Dataset rows about figures
..........
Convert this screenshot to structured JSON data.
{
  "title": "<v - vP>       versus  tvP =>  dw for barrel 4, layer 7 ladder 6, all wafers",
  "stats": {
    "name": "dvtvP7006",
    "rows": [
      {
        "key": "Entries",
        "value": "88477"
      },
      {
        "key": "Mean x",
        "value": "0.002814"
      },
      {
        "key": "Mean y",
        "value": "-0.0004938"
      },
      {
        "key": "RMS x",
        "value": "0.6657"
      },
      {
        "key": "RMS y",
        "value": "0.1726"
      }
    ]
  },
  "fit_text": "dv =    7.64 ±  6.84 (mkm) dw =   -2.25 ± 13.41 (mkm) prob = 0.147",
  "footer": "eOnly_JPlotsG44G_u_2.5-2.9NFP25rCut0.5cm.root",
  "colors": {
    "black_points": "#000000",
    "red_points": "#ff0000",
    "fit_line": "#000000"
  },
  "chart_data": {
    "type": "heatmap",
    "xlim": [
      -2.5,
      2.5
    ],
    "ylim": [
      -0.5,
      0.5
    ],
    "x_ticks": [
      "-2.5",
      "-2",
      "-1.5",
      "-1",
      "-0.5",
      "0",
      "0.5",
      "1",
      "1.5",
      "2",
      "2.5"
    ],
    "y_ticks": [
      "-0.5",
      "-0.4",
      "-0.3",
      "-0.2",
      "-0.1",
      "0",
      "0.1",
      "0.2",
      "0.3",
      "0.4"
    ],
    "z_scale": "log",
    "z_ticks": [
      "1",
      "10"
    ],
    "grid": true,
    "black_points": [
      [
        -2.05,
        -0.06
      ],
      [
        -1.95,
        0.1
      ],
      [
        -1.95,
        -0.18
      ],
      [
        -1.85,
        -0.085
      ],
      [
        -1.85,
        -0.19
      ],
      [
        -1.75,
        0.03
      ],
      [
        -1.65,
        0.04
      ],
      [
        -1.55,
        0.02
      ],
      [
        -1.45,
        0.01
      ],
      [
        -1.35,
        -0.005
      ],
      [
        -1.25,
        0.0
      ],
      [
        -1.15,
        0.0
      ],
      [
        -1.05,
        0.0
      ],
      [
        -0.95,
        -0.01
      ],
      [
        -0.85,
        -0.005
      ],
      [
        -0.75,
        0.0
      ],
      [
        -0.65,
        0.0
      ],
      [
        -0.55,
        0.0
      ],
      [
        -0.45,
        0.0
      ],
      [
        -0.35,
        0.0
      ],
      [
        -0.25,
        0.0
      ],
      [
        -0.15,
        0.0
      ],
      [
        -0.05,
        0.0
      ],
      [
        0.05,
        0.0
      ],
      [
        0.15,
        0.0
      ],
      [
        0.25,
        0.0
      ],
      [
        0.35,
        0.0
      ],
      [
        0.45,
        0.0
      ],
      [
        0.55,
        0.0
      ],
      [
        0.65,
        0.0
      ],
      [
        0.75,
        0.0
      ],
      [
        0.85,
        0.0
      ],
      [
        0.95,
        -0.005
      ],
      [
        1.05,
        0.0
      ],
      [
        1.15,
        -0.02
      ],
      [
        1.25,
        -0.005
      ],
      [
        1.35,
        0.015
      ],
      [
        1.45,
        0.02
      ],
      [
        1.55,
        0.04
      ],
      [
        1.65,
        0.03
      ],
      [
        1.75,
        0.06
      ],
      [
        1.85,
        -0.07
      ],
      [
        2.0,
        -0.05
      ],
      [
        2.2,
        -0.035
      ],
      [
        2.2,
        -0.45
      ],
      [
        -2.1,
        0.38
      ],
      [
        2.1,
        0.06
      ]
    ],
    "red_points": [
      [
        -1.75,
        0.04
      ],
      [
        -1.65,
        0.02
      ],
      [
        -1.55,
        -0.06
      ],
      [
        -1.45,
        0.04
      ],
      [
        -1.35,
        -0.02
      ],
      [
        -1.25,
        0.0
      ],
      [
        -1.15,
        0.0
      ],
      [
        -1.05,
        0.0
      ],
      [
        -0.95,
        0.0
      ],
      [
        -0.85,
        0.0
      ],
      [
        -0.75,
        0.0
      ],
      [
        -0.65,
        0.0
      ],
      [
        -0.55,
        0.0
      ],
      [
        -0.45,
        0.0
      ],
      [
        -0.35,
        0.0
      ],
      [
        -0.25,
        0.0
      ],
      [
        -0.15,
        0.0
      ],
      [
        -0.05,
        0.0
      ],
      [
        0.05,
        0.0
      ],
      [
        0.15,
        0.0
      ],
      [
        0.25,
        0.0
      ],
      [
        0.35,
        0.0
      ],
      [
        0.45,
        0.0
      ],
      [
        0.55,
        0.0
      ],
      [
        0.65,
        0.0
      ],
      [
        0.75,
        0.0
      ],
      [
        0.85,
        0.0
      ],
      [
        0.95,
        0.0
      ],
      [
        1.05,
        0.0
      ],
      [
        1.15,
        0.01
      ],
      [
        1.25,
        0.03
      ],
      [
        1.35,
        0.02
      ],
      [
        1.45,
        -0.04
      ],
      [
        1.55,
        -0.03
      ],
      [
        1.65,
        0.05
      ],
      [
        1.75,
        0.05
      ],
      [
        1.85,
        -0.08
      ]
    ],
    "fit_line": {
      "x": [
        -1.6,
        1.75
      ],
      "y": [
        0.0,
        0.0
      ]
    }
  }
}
..........
▶ Instructions to follow
Reproduce each entry from the records above, character for character.

▶ Task result
Convert this screenshot to structured JSON data.
{
  "title": "<v - vP>       versus  tvP =>  dw for barrel 4, layer 7 ladder 6, all wafers",
  "stats": {
    "name": "dvtvP7006",
    "rows": [
      {
        "key": "Entries",
        "value": "88477"
      },
      {
        "key": "Mean x",
        "value": "0.002814"
      },
      {
        "key": "Mean y",
        "value": "-0.0004938"
      },
      {
        "key": "RMS x",
        "value": "0.6657"
      },
      {
        "key": "RMS y",
        "value": "0.1726"
      }
    ]
  },
  "fit_text": "dv =    7.64 ±  6.84 (mkm) dw =   -2.25 ± 13.41 (mkm) prob = 0.147",
  "footer": "eOnly_JPlotsG44G_u_2.5-2.9NFP25rCut0.5cm.root",
  "colors": {
    "black_points": "#000000",
    "red_points": "#ff0000",
    "fit_line": "#000000"
  },
  "chart_data": {
    "type": "heatmap",
    "xlim": [
      -2.5,
      2.5
    ],
    "ylim": [
      -0.5,
      0.5
    ],
    "x_ticks": [
      "-2.5",
      "-2",
      "-1.5",
      "-1",
      "-0.5",
      "0",
      "0.5",
      "1",
      "1.5",
      "2",
      "2.5"
    ],
    "y_ticks": [
      "-0.5",
      "-0.4",
      "-0.3",
      "-0.2",
      "-0.1",
      "0",
      "0.1",
      "0.2",
      "0.3",
      "0.4"
    ],
    "z_scale": "log",
    "z_ticks": [
      "1",
      "10"
    ],
    "grid": true,
    "black_points": [
      [
        -2.05,
        -0.06
      ],
      [
        -1.95,
        0.1
      ],
      [
        -1.95,
        -0.18
      ],
      [
        -1.85,
        -0.085
      ],
      [
        -1.85,
        -0.19
      ],
      [
        -1.75,
        0.03
      ],
      [
        -1.65,
        0.04
      ],
      [
        -1.55,
        0.02
      ],
      [
        -1.45,
        0.01
      ],
      [
        -1.35,
        -0.005
      ],
      [
        -1.25,
        0.0
      ],
      [
        -1.15,
        0.0
      ],
      [
        -1.05,
        0.0
      ],
      [
        -0.95,
        -0.01
      ],
      [
        -0.85,
        -0.005
      ],
      [
        -0.75,
        0.0
      ],
      [
        -0.65,
        0.0
      ],
      [
        -0.55,
        0.0
      ],
      [
        -0.45,
        0.0
      ],
      [
        -0.35,
        0.0
      ],
      [
        -0.25,
        0.0
      ],
      [
        -0.15,
        0.0
      ],
      [
        -0.05,
        0.0
      ],
      [
        0.05,
        0.0
      ],
      [
        0.15,
        0.0
      ],
      [
        0.25,
        0.0
      ],
      [
        0.35,
        0.0
      ],
      [
        0.45,
        0.0
      ],
      [
        0.55,
        0.0
      ],
      [
        0.65,
        0.0
      ],
      [
        0.75,
        0.0
      ],
      [
        0.85,
        0.0
      ],
      [
        0.95,
        -0.005
      ],
      [
        1.05,
        0.0
      ],
      [
        1.15,
        -0.02
      ],
      [
        1.25,
        -0.005
      ],
      [
        1.35,
        0.015
      ],
      [
        1.45,
        0.02
      ],
      [
        1.55,
        0.04
      ],
      [
        1.65,
        0.03
      ],
      [
        1.75,
        0.06
      ],
      [
        1.85,
        -0.07
      ],
      [
        2.0,
        -0.05
      ],
      [
        2.2,
        -0.035
      ],
      [
        2.2,
        -0.45
      ],
      [
        -2.1,
        0.38
      ],
      [
        2.1,
        0.06
      ]
    ],
    "red_points": [
      [
        -1.75,
        0.04
      ],
      [
        -1.65,
        0.02
      ],
      [
        -1.55,
        -0.06
      ],
      [
        -1.45,
        0.04
      ],
      [
        -1.35,
        -0.02
      ],
      [
        -1.25,
        0.0
      ],
      [
        -1.15,
        0.0
      ],
      [
        -1.05,
        0.0
      ],
      [
        -0.95,
        0.0
      ],
      [
        -0.85,
        0.0
      ],
      [
        -0.75,
        0.0
      ],
      [
        -0.65,
        0.0
      ],
      [
        -0.55,
        0.0
      ],
      [
        -0.45,
        0.0
      ],
      [
        -0.35,
        0.0
      ],
      [
        -0.25,
        0.0
      ],
      [
        -0.15,
        0.0
      ],
      [
        -0.05,
        0.0
      ],
      [
        0.05,
        0.0
      ],
      [
        0.15,
        0.0
      ],
      [
        0.25,
        0.0
      ],
      [
        0.35,
        0.0
      ],
      [
        0.45,
        0.0
      ],
      [
        0.55,
        0.0
      ],
      [
        0.65,
        0.0
      ],
      [
        0.75,
        0.0
      ],
      [
        0.85,
        0.0
      ],
      [
        0.95,
        0.0
      ],
      [
        1.05,
        0.0
      ],
      [
        1.15,
        0.01
      ],
      [
        1.25,
        0.03
      ],
      [
        1.35,
        0.02
      ],
      [
        1.45,
        -0.04
      ],
      [
        1.55,
        -0.03
      ],
      [
        1.65,
        0.05
      ],
      [
        1.75,
        0.05
      ],
      [
        1.85,
        -0.08
      ]
    ],
    "fit_line": {
      "x": [
        -1.6,
        1.75
      ],
      "y": [
        0.0,
        0.0
      ]
    }
  }
}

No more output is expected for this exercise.